# START OF Records for the exercise
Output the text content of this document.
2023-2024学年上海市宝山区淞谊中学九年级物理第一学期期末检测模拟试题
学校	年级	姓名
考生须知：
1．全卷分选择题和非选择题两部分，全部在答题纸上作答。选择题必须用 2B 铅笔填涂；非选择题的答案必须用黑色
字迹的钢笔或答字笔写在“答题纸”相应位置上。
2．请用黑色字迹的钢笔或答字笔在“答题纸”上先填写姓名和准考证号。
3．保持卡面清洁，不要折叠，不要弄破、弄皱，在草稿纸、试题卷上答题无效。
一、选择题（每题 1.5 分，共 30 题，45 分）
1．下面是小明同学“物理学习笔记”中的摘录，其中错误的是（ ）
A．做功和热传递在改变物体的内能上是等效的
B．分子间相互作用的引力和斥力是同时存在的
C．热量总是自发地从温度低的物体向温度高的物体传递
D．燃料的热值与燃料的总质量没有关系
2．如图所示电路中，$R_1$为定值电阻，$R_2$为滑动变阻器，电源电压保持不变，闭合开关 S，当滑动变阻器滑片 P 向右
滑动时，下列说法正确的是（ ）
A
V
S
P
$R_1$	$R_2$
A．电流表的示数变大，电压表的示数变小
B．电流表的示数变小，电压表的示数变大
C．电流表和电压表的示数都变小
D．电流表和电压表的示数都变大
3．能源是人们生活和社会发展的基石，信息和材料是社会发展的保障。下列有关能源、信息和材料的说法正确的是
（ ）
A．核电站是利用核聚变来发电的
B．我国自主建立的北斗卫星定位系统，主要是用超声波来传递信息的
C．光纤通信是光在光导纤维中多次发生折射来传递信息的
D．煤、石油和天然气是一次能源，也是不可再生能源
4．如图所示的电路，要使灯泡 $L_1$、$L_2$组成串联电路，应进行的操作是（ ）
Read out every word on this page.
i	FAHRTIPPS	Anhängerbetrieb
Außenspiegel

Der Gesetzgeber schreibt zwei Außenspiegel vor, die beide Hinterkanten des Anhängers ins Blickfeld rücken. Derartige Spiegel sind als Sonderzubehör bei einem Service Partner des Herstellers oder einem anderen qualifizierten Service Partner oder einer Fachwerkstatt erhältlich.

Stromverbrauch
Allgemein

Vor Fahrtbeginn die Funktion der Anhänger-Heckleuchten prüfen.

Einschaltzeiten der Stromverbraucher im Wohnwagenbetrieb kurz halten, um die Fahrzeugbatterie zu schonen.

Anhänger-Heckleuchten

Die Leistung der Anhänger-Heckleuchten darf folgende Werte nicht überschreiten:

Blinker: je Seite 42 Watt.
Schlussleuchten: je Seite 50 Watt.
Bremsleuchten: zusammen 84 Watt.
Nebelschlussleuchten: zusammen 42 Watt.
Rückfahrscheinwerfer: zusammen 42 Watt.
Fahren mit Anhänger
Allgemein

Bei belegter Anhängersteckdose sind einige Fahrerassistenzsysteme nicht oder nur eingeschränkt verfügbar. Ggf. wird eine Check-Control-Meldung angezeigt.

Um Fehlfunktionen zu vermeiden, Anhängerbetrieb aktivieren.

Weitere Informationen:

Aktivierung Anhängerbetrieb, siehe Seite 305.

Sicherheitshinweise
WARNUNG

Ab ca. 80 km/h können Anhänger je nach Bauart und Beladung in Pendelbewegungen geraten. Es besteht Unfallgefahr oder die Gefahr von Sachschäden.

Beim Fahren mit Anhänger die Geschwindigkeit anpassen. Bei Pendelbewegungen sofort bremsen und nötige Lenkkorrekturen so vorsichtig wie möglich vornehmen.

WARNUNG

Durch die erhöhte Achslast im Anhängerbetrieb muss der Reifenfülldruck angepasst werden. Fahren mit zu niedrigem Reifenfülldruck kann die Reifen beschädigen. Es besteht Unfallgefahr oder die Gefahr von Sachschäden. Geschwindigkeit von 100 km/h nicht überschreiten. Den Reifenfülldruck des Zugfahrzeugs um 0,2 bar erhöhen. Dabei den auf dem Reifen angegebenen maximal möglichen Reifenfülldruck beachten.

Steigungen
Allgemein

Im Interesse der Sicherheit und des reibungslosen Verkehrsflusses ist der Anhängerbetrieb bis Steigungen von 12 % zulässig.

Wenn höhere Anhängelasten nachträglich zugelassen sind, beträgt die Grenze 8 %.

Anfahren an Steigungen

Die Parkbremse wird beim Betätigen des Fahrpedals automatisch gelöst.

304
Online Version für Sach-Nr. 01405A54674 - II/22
# END OF Records for the exercise
Stated problem: Read the data above. Pull out each line in which the string "wird" appears.

Result for this exercise:
Bei belegter Anhängersteckdose sind einige Fahrerassistenzsysteme nicht oder nur eingeschränkt verfügbar. Ggf. wird eine Check-Control-Meldung angezeigt.
Die Parkbremse wird beim Betätigen des Fahrpedals automatisch gelöst.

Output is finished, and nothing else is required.